# EXERCISE
Scan the data. Collect each line that contains the word "Prompt".

::::

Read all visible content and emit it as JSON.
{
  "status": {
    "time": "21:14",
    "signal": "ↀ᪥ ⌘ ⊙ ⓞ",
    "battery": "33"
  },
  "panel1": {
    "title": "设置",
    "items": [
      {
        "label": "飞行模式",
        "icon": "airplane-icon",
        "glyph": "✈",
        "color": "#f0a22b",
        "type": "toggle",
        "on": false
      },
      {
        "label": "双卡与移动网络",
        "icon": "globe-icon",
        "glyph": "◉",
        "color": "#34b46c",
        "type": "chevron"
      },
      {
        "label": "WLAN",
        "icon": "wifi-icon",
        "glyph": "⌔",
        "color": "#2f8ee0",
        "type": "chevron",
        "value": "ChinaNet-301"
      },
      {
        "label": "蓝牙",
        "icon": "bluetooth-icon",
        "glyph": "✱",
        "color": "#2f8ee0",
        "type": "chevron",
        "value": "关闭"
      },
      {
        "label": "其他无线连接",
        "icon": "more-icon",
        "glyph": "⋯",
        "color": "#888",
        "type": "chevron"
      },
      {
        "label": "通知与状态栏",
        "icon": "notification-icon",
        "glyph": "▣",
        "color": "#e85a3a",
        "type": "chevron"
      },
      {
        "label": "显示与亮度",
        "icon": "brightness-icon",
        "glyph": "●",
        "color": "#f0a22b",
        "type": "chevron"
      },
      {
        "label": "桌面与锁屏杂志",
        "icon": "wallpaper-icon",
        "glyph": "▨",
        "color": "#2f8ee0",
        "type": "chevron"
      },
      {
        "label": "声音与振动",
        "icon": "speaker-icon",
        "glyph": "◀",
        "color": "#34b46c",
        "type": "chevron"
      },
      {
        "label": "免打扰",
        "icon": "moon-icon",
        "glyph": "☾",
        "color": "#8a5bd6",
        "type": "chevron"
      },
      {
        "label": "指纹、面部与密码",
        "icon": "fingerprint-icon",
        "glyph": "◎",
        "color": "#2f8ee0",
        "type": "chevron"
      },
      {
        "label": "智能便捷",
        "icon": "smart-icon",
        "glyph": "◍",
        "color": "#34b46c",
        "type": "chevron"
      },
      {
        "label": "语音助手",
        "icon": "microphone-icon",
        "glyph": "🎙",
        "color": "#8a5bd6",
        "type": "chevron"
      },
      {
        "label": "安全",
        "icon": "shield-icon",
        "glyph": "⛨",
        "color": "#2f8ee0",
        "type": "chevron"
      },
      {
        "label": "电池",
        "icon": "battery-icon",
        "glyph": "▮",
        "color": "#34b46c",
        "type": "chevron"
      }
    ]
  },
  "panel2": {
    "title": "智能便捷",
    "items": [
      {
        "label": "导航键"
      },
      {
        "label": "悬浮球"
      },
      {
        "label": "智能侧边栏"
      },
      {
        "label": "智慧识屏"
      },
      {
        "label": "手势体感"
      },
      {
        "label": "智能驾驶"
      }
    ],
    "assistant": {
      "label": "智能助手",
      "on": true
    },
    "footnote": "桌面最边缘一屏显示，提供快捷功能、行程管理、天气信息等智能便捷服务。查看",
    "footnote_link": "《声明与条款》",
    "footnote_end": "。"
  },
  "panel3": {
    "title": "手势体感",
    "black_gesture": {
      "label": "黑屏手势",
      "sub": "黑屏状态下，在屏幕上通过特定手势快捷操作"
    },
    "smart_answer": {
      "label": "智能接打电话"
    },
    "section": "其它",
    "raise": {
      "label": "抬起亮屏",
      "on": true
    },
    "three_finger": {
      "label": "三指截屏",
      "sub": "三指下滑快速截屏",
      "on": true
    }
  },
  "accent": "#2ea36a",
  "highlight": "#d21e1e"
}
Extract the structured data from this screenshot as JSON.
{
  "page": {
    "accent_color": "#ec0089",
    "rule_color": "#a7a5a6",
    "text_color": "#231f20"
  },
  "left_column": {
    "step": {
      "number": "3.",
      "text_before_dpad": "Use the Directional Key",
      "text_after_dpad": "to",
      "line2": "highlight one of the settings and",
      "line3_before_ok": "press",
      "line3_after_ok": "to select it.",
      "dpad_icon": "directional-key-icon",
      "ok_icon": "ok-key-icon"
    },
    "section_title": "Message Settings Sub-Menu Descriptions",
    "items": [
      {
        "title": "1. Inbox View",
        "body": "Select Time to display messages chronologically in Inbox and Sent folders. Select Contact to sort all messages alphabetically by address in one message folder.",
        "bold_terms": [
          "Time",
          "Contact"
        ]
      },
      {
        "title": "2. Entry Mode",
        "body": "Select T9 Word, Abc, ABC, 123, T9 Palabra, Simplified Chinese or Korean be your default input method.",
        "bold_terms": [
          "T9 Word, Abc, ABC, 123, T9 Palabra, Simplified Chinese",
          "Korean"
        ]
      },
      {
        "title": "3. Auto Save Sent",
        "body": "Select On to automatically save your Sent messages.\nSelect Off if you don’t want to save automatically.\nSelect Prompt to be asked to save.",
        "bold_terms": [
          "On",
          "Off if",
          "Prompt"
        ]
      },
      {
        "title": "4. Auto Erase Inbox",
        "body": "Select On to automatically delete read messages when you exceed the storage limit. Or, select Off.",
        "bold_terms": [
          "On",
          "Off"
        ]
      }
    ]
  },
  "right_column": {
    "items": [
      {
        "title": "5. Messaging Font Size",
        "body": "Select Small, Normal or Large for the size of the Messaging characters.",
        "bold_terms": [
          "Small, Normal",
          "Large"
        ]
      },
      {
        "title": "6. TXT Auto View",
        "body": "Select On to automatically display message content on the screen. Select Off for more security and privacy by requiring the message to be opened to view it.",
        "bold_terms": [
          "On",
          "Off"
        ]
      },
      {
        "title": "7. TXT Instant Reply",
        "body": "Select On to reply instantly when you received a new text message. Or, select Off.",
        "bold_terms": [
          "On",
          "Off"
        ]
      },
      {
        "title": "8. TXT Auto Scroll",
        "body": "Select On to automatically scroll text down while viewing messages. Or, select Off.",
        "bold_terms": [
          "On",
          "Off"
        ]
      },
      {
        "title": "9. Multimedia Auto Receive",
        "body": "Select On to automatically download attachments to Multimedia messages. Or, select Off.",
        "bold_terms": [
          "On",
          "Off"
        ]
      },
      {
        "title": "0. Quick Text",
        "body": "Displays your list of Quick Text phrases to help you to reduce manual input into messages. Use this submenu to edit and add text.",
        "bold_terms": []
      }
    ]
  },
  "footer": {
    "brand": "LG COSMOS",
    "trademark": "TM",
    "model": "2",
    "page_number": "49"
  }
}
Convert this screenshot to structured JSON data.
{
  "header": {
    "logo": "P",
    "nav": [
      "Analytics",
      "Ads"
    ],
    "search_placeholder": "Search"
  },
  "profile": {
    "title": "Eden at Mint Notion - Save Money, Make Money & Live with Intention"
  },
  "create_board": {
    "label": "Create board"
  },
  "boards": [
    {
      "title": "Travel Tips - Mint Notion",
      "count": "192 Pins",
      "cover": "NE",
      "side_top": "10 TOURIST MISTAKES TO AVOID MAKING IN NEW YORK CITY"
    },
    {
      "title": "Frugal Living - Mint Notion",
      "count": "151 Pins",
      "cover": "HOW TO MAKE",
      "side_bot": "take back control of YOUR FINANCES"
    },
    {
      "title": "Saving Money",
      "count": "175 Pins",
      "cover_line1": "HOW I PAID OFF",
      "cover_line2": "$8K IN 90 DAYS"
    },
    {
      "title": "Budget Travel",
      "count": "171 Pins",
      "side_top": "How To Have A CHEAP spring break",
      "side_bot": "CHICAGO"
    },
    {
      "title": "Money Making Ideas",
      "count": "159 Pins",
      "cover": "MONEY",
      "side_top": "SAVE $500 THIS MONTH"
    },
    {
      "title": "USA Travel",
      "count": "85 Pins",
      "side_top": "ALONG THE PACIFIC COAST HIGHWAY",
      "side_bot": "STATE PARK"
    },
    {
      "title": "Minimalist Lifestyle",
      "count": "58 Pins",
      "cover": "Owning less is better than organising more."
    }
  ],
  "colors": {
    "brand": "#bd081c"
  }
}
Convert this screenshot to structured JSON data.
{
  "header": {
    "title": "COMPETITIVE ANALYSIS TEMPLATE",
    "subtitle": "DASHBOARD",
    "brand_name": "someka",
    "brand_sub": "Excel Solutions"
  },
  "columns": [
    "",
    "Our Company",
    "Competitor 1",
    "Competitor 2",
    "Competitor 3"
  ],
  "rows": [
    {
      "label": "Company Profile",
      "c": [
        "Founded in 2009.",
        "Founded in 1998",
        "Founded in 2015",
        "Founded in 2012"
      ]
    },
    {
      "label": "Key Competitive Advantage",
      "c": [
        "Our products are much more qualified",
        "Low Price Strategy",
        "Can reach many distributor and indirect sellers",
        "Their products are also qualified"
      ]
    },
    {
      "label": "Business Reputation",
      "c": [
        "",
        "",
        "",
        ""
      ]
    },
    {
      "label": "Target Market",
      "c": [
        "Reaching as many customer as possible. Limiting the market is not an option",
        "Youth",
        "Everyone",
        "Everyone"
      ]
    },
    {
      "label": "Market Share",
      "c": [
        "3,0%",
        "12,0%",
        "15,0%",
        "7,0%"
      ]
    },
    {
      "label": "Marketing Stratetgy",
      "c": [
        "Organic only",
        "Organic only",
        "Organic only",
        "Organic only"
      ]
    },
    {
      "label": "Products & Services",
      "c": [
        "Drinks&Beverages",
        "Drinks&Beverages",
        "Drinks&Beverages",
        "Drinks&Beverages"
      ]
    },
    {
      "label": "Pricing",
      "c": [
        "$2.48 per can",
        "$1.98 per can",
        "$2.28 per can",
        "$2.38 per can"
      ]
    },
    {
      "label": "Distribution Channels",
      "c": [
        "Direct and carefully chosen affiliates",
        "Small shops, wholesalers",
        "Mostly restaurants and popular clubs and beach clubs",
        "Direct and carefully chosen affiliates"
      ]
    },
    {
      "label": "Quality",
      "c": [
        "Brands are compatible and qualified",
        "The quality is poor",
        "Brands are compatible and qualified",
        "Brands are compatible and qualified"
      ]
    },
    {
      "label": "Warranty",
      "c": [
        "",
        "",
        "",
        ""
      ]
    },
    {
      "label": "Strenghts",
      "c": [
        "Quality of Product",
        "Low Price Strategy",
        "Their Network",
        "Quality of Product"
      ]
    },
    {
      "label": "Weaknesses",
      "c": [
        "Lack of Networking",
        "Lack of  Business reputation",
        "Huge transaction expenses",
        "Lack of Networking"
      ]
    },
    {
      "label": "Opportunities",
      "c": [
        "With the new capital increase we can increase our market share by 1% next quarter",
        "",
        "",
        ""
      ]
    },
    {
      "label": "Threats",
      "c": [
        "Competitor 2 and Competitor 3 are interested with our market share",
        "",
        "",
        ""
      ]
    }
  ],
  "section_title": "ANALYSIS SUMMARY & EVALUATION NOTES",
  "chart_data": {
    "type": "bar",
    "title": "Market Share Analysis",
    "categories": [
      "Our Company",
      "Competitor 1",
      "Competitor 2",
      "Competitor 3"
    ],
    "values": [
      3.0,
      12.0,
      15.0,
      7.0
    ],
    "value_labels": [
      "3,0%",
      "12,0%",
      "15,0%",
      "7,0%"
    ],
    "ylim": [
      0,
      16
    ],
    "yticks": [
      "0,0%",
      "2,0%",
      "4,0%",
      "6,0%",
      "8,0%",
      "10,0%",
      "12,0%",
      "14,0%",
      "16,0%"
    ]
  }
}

::::

# OUTPUT FOR THIS TASK
        "body": "Select On to automatically save your Sent messages.\nSelect Off if you don’t want to save automatically.\nSelect Prompt to be asked to save.",
          "Prompt"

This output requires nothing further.